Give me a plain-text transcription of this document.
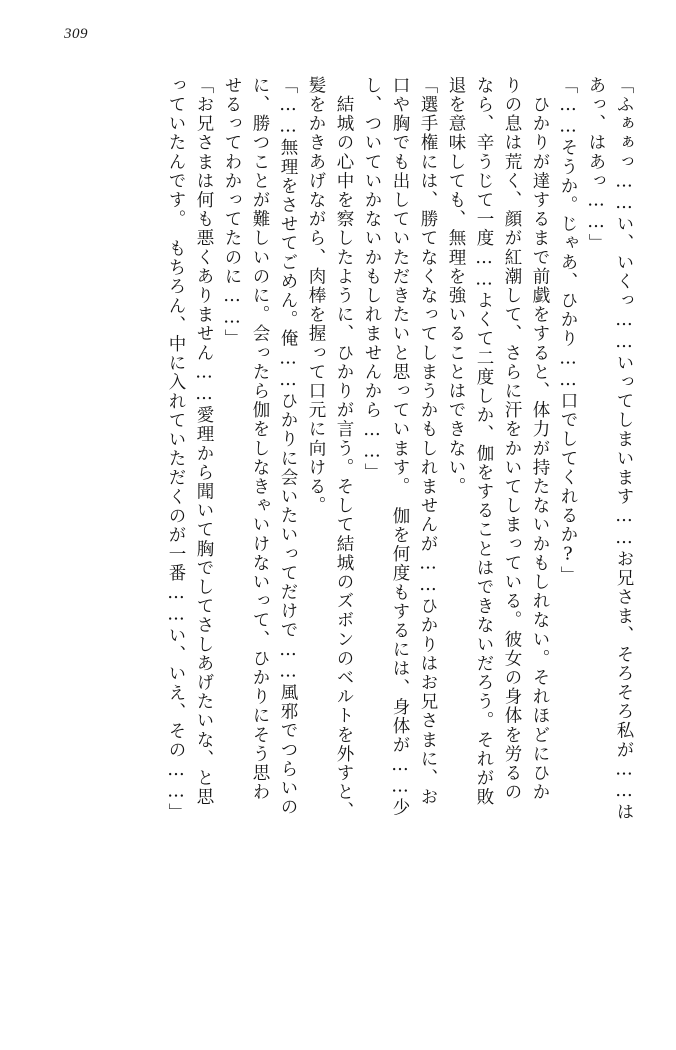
309
「ふぁぁっ……い、いくっ……いってしまいます……お兄さま、そろそろ私が……は
あっ、はあっ……」
「……そうか。じゃあ、ひかり……口でしてくれるか?」
　ひかりが達するまで前戯をすると、体力が持たないかもしれない。それほどにひか
りの息は荒く、顔が紅潮して、さらに汗をかいてしまっている。彼女の身体を労るの
なら、辛うじて一度……よくて二度しか、伽をすることはできないだろう。それが敗
退を意味しても、無理を強いることはできない。
「選手権には、勝てなくなってしまうかもしれませんが……ひかりはお兄さまに、お
口や胸でも出していただきたいと思っています。　伽を何度もするには、身体が……少
し、ついていかないかもしれませんから……」
　結城の心中を察したように、ひかりが言う。そして結城のズボンのベルトを外すと、
髪をかきあげながら、肉棒を握って口元に向ける。
「……無理をさせてごめん。俺……ひかりに会いたいってだけで……風邪でつらいの
に、勝つことが難しいのに。会ったら伽をしなきゃいけないって、ひかりにそう思わ
せるってわかってたのに……」
「お兄さまは何も悪くありません……愛理から聞いて胸でしてさしあげたいな、と思
っていたんです。　もちろん、中に入れていただくのが一番……い、いえ、その……」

++++++++

◆ Problem description:
All of the lines above should be printed exactly, minus the pictures.

◆ Written response:
Give me a plain-text transcription of this document.
309
「ふぁぁっ……い、いくっ……いってしまいます……お兄さま、そろそろ私が……は
あっ、はあっ……」
「……そうか。じゃあ、ひかり……口でしてくれるか?」
　ひかりが達するまで前戯をすると、体力が持たないかもしれない。それほどにひか
りの息は荒く、顔が紅潮して、さらに汗をかいてしまっている。彼女の身体を労るの
なら、辛うじて一度……よくて二度しか、伽をすることはできないだろう。それが敗
退を意味しても、無理を強いることはできない。
「選手権には、勝てなくなってしまうかもしれませんが……ひかりはお兄さまに、お
口や胸でも出していただきたいと思っています。　伽を何度もするには、身体が……少
し、ついていかないかもしれませんから……」
　結城の心中を察したように、ひかりが言う。そして結城のズボンのベルトを外すと、
髪をかきあげながら、肉棒を握って口元に向ける。
「……無理をさせてごめん。俺……ひかりに会いたいってだけで……風邪でつらいの
に、勝つことが難しいのに。会ったら伽をしなきゃいけないって、ひかりにそう思わ
せるってわかってたのに……」
「お兄さまは何も悪くありません……愛理から聞いて胸でしてさしあげたいな、と思
っていたんです。　もちろん、中に入れていただくのが一番……い、いえ、その……」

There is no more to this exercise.